Supplied material:

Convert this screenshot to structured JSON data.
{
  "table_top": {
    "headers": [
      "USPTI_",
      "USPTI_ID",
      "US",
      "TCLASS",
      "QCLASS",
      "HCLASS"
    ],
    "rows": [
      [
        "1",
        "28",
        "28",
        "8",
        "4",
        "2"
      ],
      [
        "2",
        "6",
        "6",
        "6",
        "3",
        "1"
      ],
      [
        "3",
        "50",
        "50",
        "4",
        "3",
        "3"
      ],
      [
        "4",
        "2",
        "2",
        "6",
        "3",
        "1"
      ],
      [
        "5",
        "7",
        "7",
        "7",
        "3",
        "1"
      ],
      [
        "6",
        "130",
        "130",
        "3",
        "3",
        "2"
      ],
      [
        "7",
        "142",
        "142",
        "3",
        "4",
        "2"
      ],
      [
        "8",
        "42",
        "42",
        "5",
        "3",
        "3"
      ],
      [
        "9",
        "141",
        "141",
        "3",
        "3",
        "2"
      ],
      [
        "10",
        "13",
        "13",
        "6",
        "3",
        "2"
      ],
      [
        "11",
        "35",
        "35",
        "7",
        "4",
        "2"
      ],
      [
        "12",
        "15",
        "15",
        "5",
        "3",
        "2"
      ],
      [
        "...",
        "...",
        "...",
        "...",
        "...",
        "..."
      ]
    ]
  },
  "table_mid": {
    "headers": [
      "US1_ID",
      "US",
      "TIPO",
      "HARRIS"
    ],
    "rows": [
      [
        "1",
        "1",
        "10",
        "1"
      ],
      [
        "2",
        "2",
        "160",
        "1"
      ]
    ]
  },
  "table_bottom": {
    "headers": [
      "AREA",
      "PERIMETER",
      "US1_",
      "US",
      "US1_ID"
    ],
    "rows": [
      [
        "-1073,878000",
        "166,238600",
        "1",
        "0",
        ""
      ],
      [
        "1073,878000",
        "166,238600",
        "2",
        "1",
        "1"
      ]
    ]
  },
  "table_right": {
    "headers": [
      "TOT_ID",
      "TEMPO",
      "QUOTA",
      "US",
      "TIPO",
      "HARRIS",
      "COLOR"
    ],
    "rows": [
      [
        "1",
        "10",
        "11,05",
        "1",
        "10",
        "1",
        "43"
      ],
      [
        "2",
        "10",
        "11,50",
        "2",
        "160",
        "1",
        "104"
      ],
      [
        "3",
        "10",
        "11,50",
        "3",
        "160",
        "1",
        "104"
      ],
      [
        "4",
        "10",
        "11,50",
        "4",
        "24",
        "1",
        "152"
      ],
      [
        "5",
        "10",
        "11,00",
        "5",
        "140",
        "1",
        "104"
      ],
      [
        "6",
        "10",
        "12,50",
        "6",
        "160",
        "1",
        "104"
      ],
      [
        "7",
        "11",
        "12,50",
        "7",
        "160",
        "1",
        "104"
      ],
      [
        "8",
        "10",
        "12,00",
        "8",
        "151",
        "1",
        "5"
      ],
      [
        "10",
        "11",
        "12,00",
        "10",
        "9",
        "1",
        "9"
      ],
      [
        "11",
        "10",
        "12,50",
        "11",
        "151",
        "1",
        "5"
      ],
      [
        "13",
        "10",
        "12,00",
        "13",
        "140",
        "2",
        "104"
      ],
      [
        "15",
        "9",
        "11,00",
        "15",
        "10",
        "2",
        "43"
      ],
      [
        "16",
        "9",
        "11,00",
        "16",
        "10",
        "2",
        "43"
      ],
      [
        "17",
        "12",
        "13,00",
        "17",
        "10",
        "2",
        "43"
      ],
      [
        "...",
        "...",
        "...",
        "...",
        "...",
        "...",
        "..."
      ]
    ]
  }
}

Aim of the task:
The entries above must be returned in full, exactly as shown.

Complete response:
Convert this screenshot to structured JSON data.
{
  "table_top": {
    "headers": [
      "USPTI_",
      "USPTI_ID",
      "US",
      "TCLASS",
      "QCLASS",
      "HCLASS"
    ],
    "rows": [
      [
        "1",
        "28",
        "28",
        "8",
        "4",
        "2"
      ],
      [
        "2",
        "6",
        "6",
        "6",
        "3",
        "1"
      ],
      [
        "3",
        "50",
        "50",
        "4",
        "3",
        "3"
      ],
      [
        "4",
        "2",
        "2",
        "6",
        "3",
        "1"
      ],
      [
        "5",
        "7",
        "7",
        "7",
        "3",
        "1"
      ],
      [
        "6",
        "130",
        "130",
        "3",
        "3",
        "2"
      ],
      [
        "7",
        "142",
        "142",
        "3",
        "4",
        "2"
      ],
      [
        "8",
        "42",
        "42",
        "5",
        "3",
        "3"
      ],
      [
        "9",
        "141",
        "141",
        "3",
        "3",
        "2"
      ],
      [
        "10",
        "13",
        "13",
        "6",
        "3",
        "2"
      ],
      [
        "11",
        "35",
        "35",
        "7",
        "4",
        "2"
      ],
      [
        "12",
        "15",
        "15",
        "5",
        "3",
        "2"
      ],
      [
        "...",
        "...",
        "...",
        "...",
        "...",
        "..."
      ]
    ]
  },
  "table_mid": {
    "headers": [
      "US1_ID",
      "US",
      "TIPO",
      "HARRIS"
    ],
    "rows": [
      [
        "1",
        "1",
        "10",
        "1"
      ],
      [
        "2",
        "2",
        "160",
        "1"
      ]
    ]
  },
  "table_bottom": {
    "headers": [
      "AREA",
      "PERIMETER",
      "US1_",
      "US",
      "US1_ID"
    ],
    "rows": [
      [
        "-1073,878000",
        "166,238600",
        "1",
        "0",
        ""
      ],
      [
        "1073,878000",
        "166,238600",
        "2",
        "1",
        "1"
      ]
    ]
  },
  "table_right": {
    "headers": [
      "TOT_ID",
      "TEMPO",
      "QUOTA",
      "US",
      "TIPO",
      "HARRIS",
      "COLOR"
    ],
    "rows": [
      [
        "1",
        "10",
        "11,05",
        "1",
        "10",
        "1",
        "43"
      ],
      [
        "2",
        "10",
        "11,50",
        "2",
        "160",
        "1",
        "104"
      ],
      [
        "3",
        "10",
        "11,50",
        "3",
        "160",
        "1",
        "104"
      ],
      [
        "4",
        "10",
        "11,50",
        "4",
        "24",
        "1",
        "152"
      ],
      [
        "5",
        "10",
        "11,00",
        "5",
        "140",
        "1",
        "104"
      ],
      [
        "6",
        "10",
        "12,50",
        "6",
        "160",
        "1",
        "104"
      ],
      [
        "7",
        "11",
        "12,50",
        "7",
        "160",
        "1",
        "104"
      ],
      [
        "8",
        "10",
        "12,00",
        "8",
        "151",
        "1",
        "5"
      ],
      [
        "10",
        "11",
        "12,00",
        "10",
        "9",
        "1",
        "9"
      ],
      [
        "11",
        "10",
        "12,50",
        "11",
        "151",
        "1",
        "5"
      ],
      [
        "13",
        "10",
        "12,00",
        "13",
        "140",
        "2",
        "104"
      ],
      [
        "15",
        "9",
        "11,00",
        "15",
        "10",
        "2",
        "43"
      ],
      [
        "16",
        "9",
        "11,00",
        "16",
        "10",
        "2",
        "43"
      ],
      [
        "17",
        "12",
        "13,00",
        "17",
        "10",
        "2",
        "43"
      ],
      [
        "...",
        "...",
        "...",
        "...",
        "...",
        "...",
        "..."
      ]
    ]
  }
}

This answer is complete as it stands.